----- EXTRAIT CHOISI

La gouvernance des politiques de l’habitat
REPÈRES
REPÈRES
Longtemps conduites sous la responsabilité quasi exclusive de l’État, les politiques du logement ont été profondément modifiées par les lois de décentralisation du début des années 1980. Le transfert aux communes des compétences d’urbanisme (droit des sols, octroi des permis de construire) et le transfert aux départements de l’action sociale ont entraîné un éclatement du paysage. L’État choisissait en effet de garder sa « compétence » en matière de logement, à la fois pour des raisons économiques (le logement est un levier essentiel de régulation) et pour des raisons plus politiques tenant au rôle du logement dans la cohésion sociale et la solidarité nationale.
Responsabilités diluées
Les collectivités locales sont devenues un acteur décisif
En matière de politique de l’habitat, le paysage donne l’impression d’être de plus en plus enchevêtré avec l’émergence de nouveaux acteurs comme les intercommunalités et les régions. Alors qu’elles n’ont pas de compétence obligatoire pour le financement du logement social, les collectivités locales, tous échelons confondus, en sont devenues un acteur décisif : les subventions qu’elles versent pour un logement social moyen ont triplé en dix ans et représentent 11 000€, soit 8 % du coût du logement.
On constate ainsi une dilution de la responsabilité publique sur le territoire : chaque échelon détient une part de responsabilité, mais personne n’est vraiment responsable.
Le « socle républicain » de la politique du logement
Mixité sociale
La loi Solidarité et renouvellement urbains (SRU), pour concilier mixité et droit au logement, a fixé un objectif de 20% de logements sociaux dans les communes urbanisées, à atteindre en une vingtaine d’années ; la loi leur a imposé une obligation de résultat : comme le dit l’ancien ministre du Logement Louis Besson, nos 36 000 communes ne sont pas des petites républiques mais des parcelles de la République.
Trois grands objectifs sociétaux réunissent un large consensus : le droit à un vrai logement, condition de l’exercice de la plupart des droits ; le droit à un parcours résidentiel, la liberté de choix de son logement et de son statut d’occupation, afin que chacun ait à la fois l’envie de rester dans son logement et la possibilité d’en changer, évitant ainsi le sentiment d’assignation à résidence et la frustration ; et enfin la mixité sociale.
L’État a légiféré pour mettre en œuvre ces objectifs. Le droit au logement a fait une percée décisive avec la loi du 5 mars 2007 qui a institué le droit au logement opposable (DALO) : on est passé d’une obligation de moyens à une obligation de résultat, qui incombe à l’État seul.
L’objectif de mixité sociale a été concrétisé par la loi SRU. La rénovation urbaine a cherché à restaurer l’attractivité des quartiers populaires en difficulté, parfois devenus des quartiers de relégation, à redonner l’envie d’y rester ou d’y venir.

----------
----- DONNÉES FOURNIES

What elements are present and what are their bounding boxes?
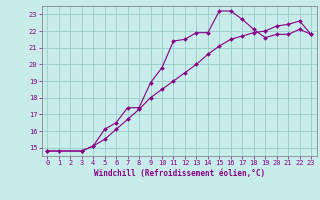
X-axis label: Windchill (Refroidissement éolien,°C): Windchill (Refroidissement éolien,°C) — [94, 169, 265, 178]
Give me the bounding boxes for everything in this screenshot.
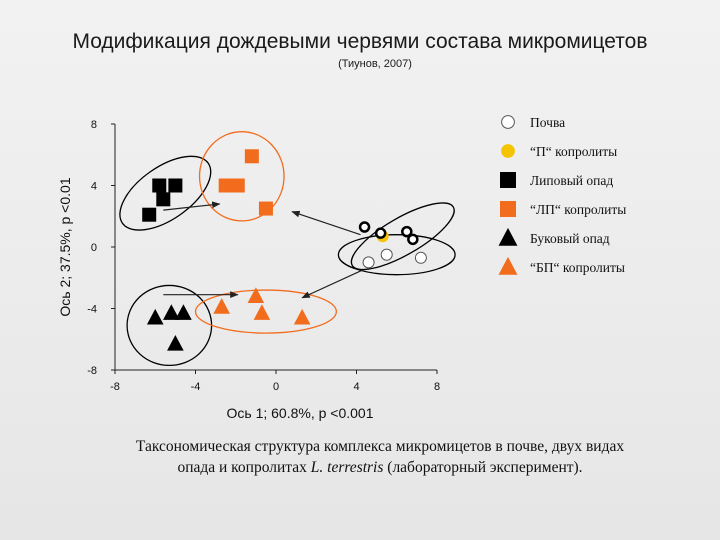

----------

LISTE DES TÂCHES
(A) D'après l'extrait sur la gouvernance de l'habitat, quelle part de logements sociaux la loi SRU impose-t-elle aux communes urbanisées ?
(B) Renvoyez, s'il vous plaît, sans rien y changer, le passage de l'extrait sur la gouvernance de l'habitat qui s'ouvre sur les mots contenant « Responsabilités diluées » et se clôt sur « n’est vraiment responsable. ».

RÉPONSES PAR TÂCHE
(A) La loi SRU leur impose 20 % de logements sociaux, à atteindre en une vingtaine d'années.

(B)
Responsabilités diluées
Les collectivités locales sont devenues un acteur décisif
En matière de politique de l’habitat, le paysage donne l’impression d’être de plus en plus enchevêtré avec l’émergence de nouveaux acteurs comme les intercommunalités et les régions. Alors qu’elles n’ont pas de compétence obligatoire pour le financement du logement social, les collectivités locales, tous échelons confondus, en sont devenues un acteur décisif : les subventions qu’elles versent pour un logement social moyen ont triplé en dix ans et représentent 11 000€, soit 8 % du coût du logement.
On constate ainsi une dilution de la responsabilité publique sur le territoire : chaque échelon détient une part de responsabilité, mais personne n’est vraiment responsable.